*Directions*.
Without the pictures, output the records below word for word.

*Items*.
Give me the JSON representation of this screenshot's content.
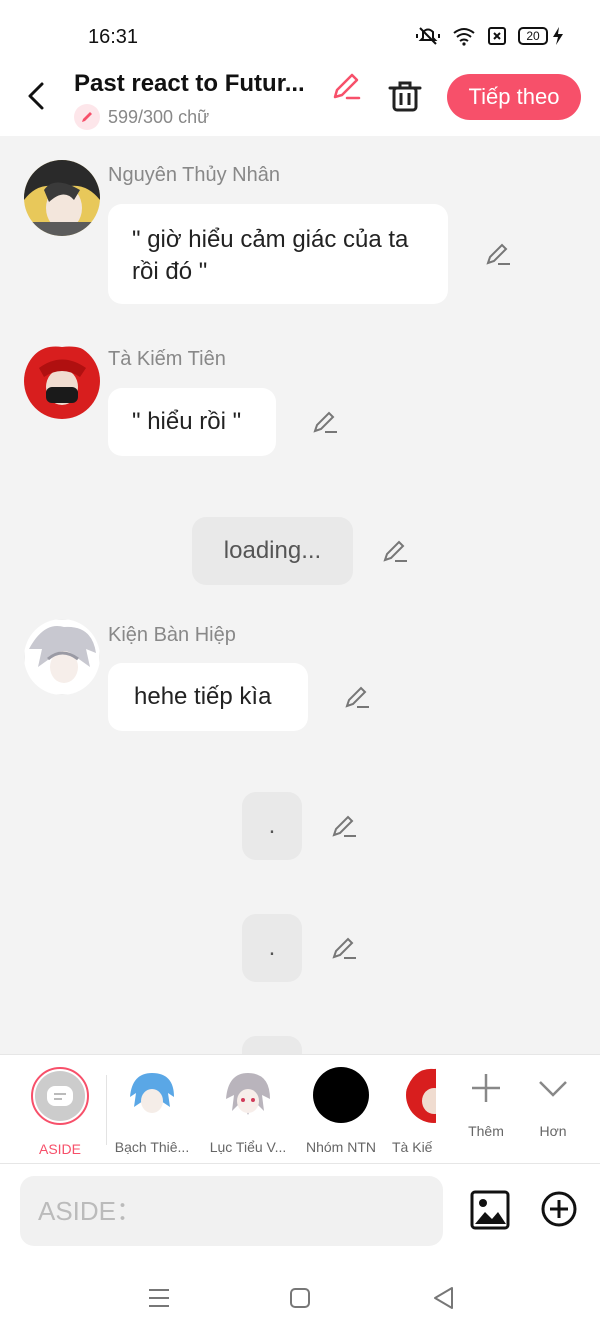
{
  "status": {
    "time": "16:31",
    "battery": "20"
  },
  "header": {
    "title": "Past react to Futur...",
    "word_count": "599/300 chữ",
    "next_label": "Tiếp theo"
  },
  "messages": [
    {
      "sender": "Nguyên Thủy Nhân",
      "text": "\" giờ hiểu cảm giác của ta rồi đó \""
    },
    {
      "sender": "Tà Kiếm Tiên",
      "text": "\" hiểu rồi \""
    },
    {
      "text": "loading..."
    },
    {
      "sender": "Kiện Bàn Hiệp",
      "text": "hehe tiếp kìa"
    },
    {
      "text": "."
    },
    {
      "text": "."
    }
  ],
  "characters": [
    {
      "label": "ASIDE",
      "color": "#f7506a"
    },
    {
      "label": "Bạch Thiê..."
    },
    {
      "label": "Lục Tiểu V..."
    },
    {
      "label": "Nhóm NTN"
    },
    {
      "label": "Tà Kiế"
    },
    {
      "label": "Thêm"
    },
    {
      "label": "Hơn"
    }
  ],
  "input": {
    "placeholder": "ASIDE："
  },
  "colors": {
    "accent": "#f7506a",
    "background": "#f3f3f3"
  }
}
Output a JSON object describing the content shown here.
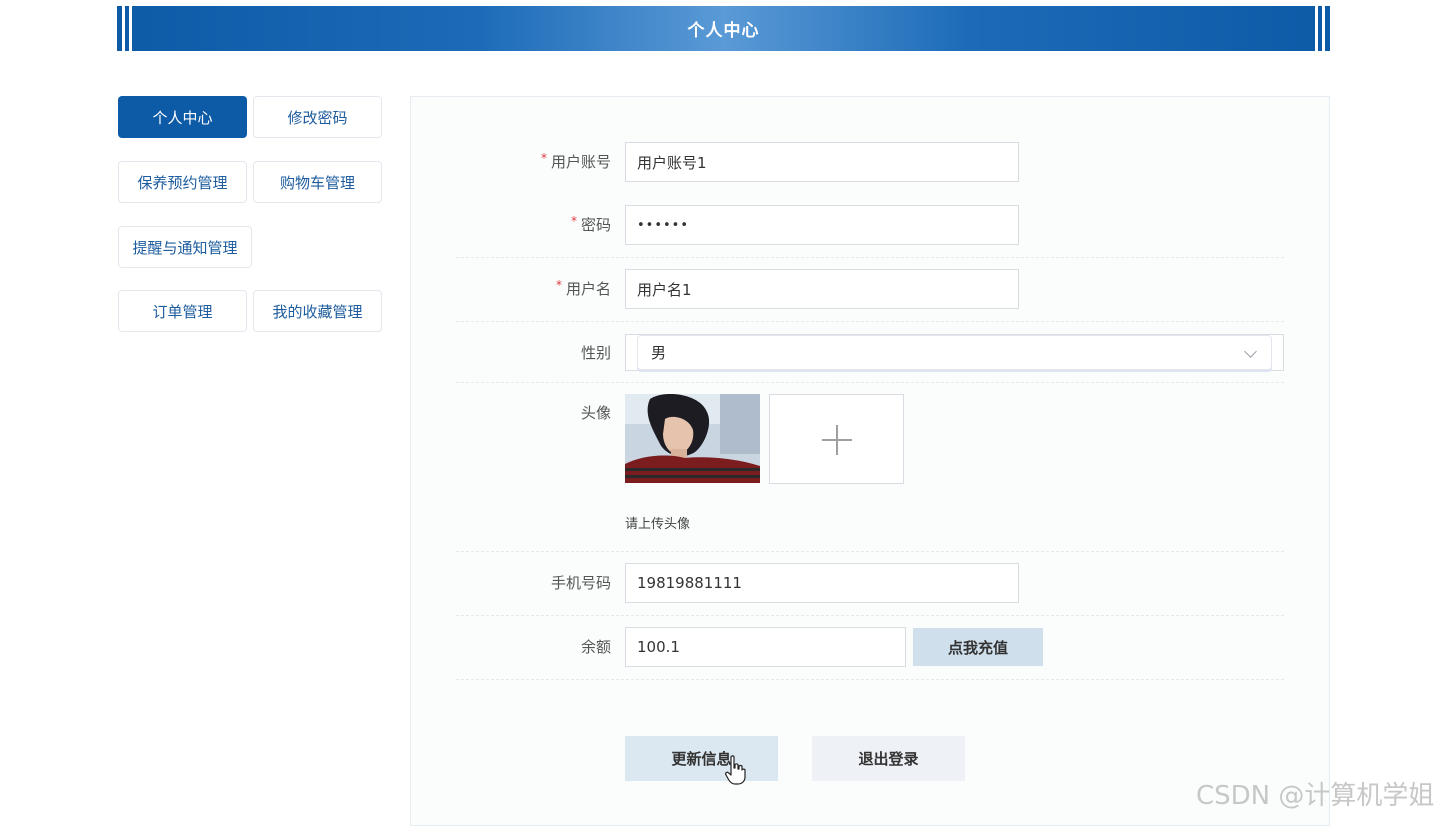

*Final result*.
Give me the JSON representation of this screenshot's content.
{
  "status": {
    "time": "16:31",
    "battery": "20"
  },
  "header": {
    "title": "Past react to Futur...",
    "word_count": "599/300 chữ",
    "next_label": "Tiếp theo"
  },
  "messages": [
    {
      "sender": "Nguyên Thủy Nhân",
      "text": "\" giờ hiểu cảm giác của ta rồi đó \""
    },
    {
      "sender": "Tà Kiếm Tiên",
      "text": "\" hiểu rồi \""
    },
    {
      "text": "loading..."
    },
    {
      "sender": "Kiện Bàn Hiệp",
      "text": "hehe tiếp kìa"
    },
    {
      "text": "."
    },
    {
      "text": "."
    }
  ],
  "characters": [
    {
      "label": "ASIDE",
      "color": "#f7506a"
    },
    {
      "label": "Bạch Thiê..."
    },
    {
      "label": "Lục Tiểu V..."
    },
    {
      "label": "Nhóm NTN"
    },
    {
      "label": "Tà Kiế"
    },
    {
      "label": "Thêm"
    },
    {
      "label": "Hơn"
    }
  ],
  "input": {
    "placeholder": "ASIDE："
  },
  "colors": {
    "accent": "#f7506a",
    "background": "#f3f3f3"
  }
}
Output a JSON object describing the content shown here.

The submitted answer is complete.